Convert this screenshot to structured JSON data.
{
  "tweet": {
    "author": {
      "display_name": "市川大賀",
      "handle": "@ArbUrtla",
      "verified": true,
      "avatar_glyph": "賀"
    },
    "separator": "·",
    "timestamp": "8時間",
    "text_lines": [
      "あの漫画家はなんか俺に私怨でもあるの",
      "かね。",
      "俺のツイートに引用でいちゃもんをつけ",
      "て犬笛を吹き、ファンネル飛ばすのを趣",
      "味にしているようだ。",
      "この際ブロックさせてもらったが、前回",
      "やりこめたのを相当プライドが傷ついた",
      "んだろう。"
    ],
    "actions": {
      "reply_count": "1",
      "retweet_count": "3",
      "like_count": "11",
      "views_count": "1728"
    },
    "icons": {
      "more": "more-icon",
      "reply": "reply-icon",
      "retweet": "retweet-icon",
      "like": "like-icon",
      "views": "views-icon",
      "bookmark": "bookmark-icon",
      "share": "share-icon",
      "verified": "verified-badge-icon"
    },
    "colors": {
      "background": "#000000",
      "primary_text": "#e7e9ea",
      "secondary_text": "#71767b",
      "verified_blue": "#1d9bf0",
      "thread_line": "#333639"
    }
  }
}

* * *

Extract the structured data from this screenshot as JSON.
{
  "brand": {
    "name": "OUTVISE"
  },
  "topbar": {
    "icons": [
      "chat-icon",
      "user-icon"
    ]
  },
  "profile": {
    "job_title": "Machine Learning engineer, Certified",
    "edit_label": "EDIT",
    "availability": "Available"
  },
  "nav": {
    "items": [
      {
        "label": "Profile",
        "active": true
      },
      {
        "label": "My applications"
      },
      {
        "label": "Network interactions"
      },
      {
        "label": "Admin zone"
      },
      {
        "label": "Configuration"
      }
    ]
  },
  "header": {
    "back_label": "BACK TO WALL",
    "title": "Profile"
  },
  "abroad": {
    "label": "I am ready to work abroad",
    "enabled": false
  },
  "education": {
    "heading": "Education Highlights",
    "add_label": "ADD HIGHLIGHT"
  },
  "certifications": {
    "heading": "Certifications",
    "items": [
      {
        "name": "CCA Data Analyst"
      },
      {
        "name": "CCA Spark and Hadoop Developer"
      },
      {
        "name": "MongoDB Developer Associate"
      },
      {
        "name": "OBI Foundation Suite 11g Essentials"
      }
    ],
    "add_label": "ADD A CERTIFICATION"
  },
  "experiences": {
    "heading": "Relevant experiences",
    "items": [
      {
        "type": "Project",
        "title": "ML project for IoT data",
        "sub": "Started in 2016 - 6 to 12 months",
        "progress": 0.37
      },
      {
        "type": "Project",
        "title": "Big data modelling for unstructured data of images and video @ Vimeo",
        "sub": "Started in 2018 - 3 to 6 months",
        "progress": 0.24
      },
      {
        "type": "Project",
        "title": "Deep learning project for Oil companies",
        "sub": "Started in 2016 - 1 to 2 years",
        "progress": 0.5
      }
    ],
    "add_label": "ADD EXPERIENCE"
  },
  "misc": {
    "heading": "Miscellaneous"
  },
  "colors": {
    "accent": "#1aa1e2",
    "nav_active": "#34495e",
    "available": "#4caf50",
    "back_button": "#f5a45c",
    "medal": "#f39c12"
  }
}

### [WHAT TO WORK ON]
Where a line of the material above holds the string "months", copy that line.

### [WRITTEN RESPONSE]
        "sub": "Started in 2016 - 6 to 12 months",
        "sub": "Started in 2018 - 3 to 6 months",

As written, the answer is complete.